— BEGIN —
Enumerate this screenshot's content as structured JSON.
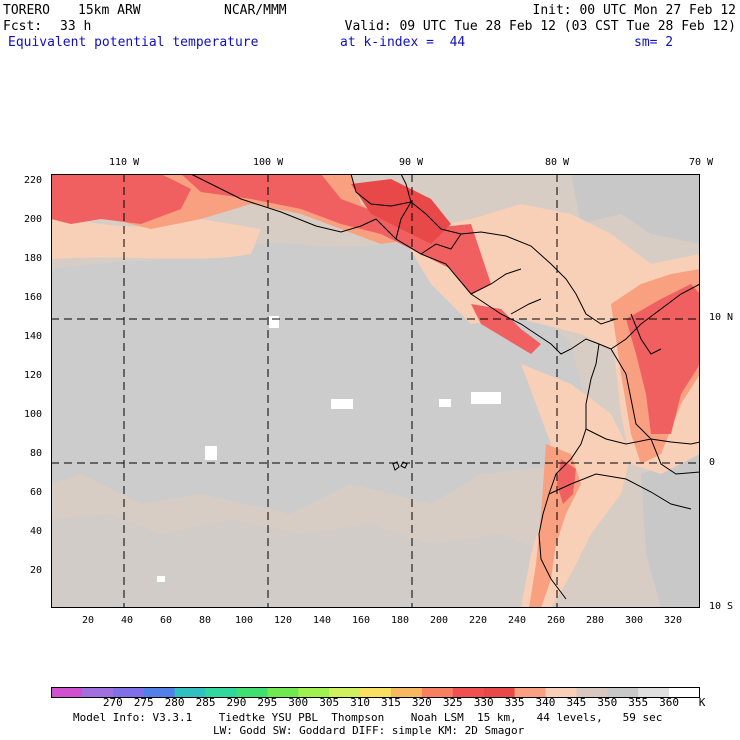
{
  "header": {
    "model": "TORERO",
    "resolution": "15km ARW",
    "center": "NCAR/MMM",
    "init": "Init: 00 UTC Mon 27 Feb 12",
    "fcst_label": "Fcst:",
    "fcst_value": "33 h",
    "valid": "Valid: 09 UTC Tue 28 Feb 12 (03 CST Tue 28 Feb 12)",
    "field": "Equivalent potential temperature",
    "level": "at k-index =  44",
    "smoothing": "sm= 2"
  },
  "map": {
    "longitude_labels": [
      "110 W",
      "100 W",
      "90 W",
      "80 W",
      "70 W"
    ],
    "latitude_labels": [
      "10 N",
      "0",
      "10 S"
    ],
    "y_ticks": [
      "220",
      "200",
      "180",
      "160",
      "140",
      "120",
      "100",
      "80",
      "60",
      "40",
      "20"
    ],
    "x_ticks": [
      "20",
      "40",
      "60",
      "80",
      "100",
      "120",
      "140",
      "160",
      "180",
      "200",
      "220",
      "240",
      "260",
      "280",
      "300",
      "320"
    ]
  },
  "colorbar": {
    "labels": [
      "270",
      "275",
      "280",
      "285",
      "290",
      "295",
      "300",
      "305",
      "310",
      "315",
      "320",
      "325",
      "330",
      "335",
      "340",
      "345",
      "350",
      "355",
      "360"
    ],
    "unit": "K",
    "colors": [
      "#d050d0",
      "#a070e0",
      "#8070e8",
      "#5080e8",
      "#30c0c0",
      "#30d8a0",
      "#40e070",
      "#70e850",
      "#a0f050",
      "#d0f060",
      "#f8e060",
      "#f8b860",
      "#f88060",
      "#f05050",
      "#e84848",
      "#f8a080",
      "#f8d0b8",
      "#d8c8c0",
      "#c8c8c8",
      "#e0e0e0",
      "#ffffff"
    ]
  },
  "footer": {
    "line1": "Model Info: V3.3.1    Tiedtke YSU PBL  Thompson    Noah LSM  15 km,   44 levels,   59 sec",
    "line2": "LW: Godd SW: Goddard DIFF: simple KM: 2D Smagor"
  }
}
— END —
What you need to do> All records above are to be printed exactly, minus the pictures they contain.

Written solution>
Enumerate this screenshot's content as structured JSON.
{
  "header": {
    "model": "TORERO",
    "resolution": "15km ARW",
    "center": "NCAR/MMM",
    "init": "Init: 00 UTC Mon 27 Feb 12",
    "fcst_label": "Fcst:",
    "fcst_value": "33 h",
    "valid": "Valid: 09 UTC Tue 28 Feb 12 (03 CST Tue 28 Feb 12)",
    "field": "Equivalent potential temperature",
    "level": "at k-index =  44",
    "smoothing": "sm= 2"
  },
  "map": {
    "longitude_labels": [
      "110 W",
      "100 W",
      "90 W",
      "80 W",
      "70 W"
    ],
    "latitude_labels": [
      "10 N",
      "0",
      "10 S"
    ],
    "y_ticks": [
      "220",
      "200",
      "180",
      "160",
      "140",
      "120",
      "100",
      "80",
      "60",
      "40",
      "20"
    ],
    "x_ticks": [
      "20",
      "40",
      "60",
      "80",
      "100",
      "120",
      "140",
      "160",
      "180",
      "200",
      "220",
      "240",
      "260",
      "280",
      "300",
      "320"
    ]
  },
  "colorbar": {
    "labels": [
      "270",
      "275",
      "280",
      "285",
      "290",
      "295",
      "300",
      "305",
      "310",
      "315",
      "320",
      "325",
      "330",
      "335",
      "340",
      "345",
      "350",
      "355",
      "360"
    ],
    "unit": "K",
    "colors": [
      "#d050d0",
      "#a070e0",
      "#8070e8",
      "#5080e8",
      "#30c0c0",
      "#30d8a0",
      "#40e070",
      "#70e850",
      "#a0f050",
      "#d0f060",
      "#f8e060",
      "#f8b860",
      "#f88060",
      "#f05050",
      "#e84848",
      "#f8a080",
      "#f8d0b8",
      "#d8c8c0",
      "#c8c8c8",
      "#e0e0e0",
      "#ffffff"
    ]
  },
  "footer": {
    "line1": "Model Info: V3.3.1    Tiedtke YSU PBL  Thompson    Noah LSM  15 km,   44 levels,   59 sec",
    "line2": "LW: Godd SW: Goddard DIFF: simple KM: 2D Smagor"
  }
}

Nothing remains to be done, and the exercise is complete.